EXERCISE DETAILS: Render every entry exactly as it appears.

(Dataset items)
---+---

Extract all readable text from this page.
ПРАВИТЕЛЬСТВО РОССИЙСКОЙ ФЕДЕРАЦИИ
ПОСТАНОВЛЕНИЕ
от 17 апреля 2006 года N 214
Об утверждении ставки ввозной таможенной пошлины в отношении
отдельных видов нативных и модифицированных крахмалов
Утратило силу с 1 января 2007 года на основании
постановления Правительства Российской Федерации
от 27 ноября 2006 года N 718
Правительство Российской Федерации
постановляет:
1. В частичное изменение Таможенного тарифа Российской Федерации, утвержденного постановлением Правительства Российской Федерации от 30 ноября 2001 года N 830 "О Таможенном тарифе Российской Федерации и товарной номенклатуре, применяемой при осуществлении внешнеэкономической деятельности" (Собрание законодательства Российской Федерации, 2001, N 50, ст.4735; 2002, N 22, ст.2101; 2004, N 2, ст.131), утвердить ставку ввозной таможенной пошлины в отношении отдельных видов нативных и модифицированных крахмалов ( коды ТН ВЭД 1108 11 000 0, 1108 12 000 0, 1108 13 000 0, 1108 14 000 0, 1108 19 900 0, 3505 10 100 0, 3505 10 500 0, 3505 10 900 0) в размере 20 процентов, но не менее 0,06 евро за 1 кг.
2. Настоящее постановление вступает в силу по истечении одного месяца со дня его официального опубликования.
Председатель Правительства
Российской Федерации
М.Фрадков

---+---

WORKED SOLUTION:
Extract all readable text from this page.
ПРАВИТЕЛЬСТВО РОССИЙСКОЙ ФЕДЕРАЦИИ
ПОСТАНОВЛЕНИЕ
от 17 апреля 2006 года N 214
Об утверждении ставки ввозной таможенной пошлины в отношении
отдельных видов нативных и модифицированных крахмалов
Утратило силу с 1 января 2007 года на основании
постановления Правительства Российской Федерации
от 27 ноября 2006 года N 718
Правительство Российской Федерации
постановляет:
1. В частичное изменение Таможенного тарифа Российской Федерации, утвержденного постановлением Правительства Российской Федерации от 30 ноября 2001 года N 830 "О Таможенном тарифе Российской Федерации и товарной номенклатуре, применяемой при осуществлении внешнеэкономической деятельности" (Собрание законодательства Российской Федерации, 2001, N 50, ст.4735; 2002, N 22, ст.2101; 2004, N 2, ст.131), утвердить ставку ввозной таможенной пошлины в отношении отдельных видов нативных и модифицированных крахмалов ( коды ТН ВЭД 1108 11 000 0, 1108 12 000 0, 1108 13 000 0, 1108 14 000 0, 1108 19 900 0, 3505 10 100 0, 3505 10 500 0, 3505 10 900 0) в размере 20 процентов, но не менее 0,06 евро за 1 кг.
2. Настоящее постановление вступает в силу по истечении одного месяца со дня его официального опубликования.
Председатель Правительства
Российской Федерации
М.Фрадков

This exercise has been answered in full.